Every line holding the word "Conversion" counts once. Give the total, nothing more.

***** DATA PROVIDED

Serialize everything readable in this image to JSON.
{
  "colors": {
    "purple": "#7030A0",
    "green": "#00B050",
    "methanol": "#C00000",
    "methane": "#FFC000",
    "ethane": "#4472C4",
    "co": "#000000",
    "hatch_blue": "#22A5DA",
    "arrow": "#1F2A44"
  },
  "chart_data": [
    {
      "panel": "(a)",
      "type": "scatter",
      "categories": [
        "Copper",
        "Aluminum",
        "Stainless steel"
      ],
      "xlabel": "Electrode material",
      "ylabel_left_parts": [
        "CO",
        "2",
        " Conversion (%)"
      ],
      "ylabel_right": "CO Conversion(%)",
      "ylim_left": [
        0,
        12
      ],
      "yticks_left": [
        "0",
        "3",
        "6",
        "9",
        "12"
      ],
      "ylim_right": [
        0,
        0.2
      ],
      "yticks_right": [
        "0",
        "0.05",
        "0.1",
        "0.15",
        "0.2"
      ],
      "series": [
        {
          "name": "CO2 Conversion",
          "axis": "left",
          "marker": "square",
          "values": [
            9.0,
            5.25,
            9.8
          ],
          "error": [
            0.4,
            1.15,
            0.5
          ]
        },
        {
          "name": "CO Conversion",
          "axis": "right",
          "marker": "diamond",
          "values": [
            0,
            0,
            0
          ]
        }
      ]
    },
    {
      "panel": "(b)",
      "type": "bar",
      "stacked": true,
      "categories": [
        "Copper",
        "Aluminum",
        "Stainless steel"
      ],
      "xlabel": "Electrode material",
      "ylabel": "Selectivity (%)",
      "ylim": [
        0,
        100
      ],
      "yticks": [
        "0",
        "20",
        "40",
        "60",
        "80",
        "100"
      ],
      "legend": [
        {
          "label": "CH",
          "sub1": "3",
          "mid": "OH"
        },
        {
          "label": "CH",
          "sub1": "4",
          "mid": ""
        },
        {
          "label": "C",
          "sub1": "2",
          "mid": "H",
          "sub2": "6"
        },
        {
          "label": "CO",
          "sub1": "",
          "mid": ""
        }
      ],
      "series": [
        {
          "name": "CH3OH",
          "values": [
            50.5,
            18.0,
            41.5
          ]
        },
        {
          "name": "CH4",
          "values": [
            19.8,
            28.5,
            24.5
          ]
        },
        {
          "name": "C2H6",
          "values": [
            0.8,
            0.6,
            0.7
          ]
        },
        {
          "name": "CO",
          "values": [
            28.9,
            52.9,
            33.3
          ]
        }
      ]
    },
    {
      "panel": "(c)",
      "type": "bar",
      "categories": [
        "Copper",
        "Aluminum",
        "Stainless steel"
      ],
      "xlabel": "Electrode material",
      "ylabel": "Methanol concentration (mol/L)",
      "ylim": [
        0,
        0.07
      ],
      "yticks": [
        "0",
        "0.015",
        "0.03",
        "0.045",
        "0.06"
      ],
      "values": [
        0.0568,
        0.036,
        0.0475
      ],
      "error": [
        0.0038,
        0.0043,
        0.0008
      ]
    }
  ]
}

**********

SOLUTION BELOW:
4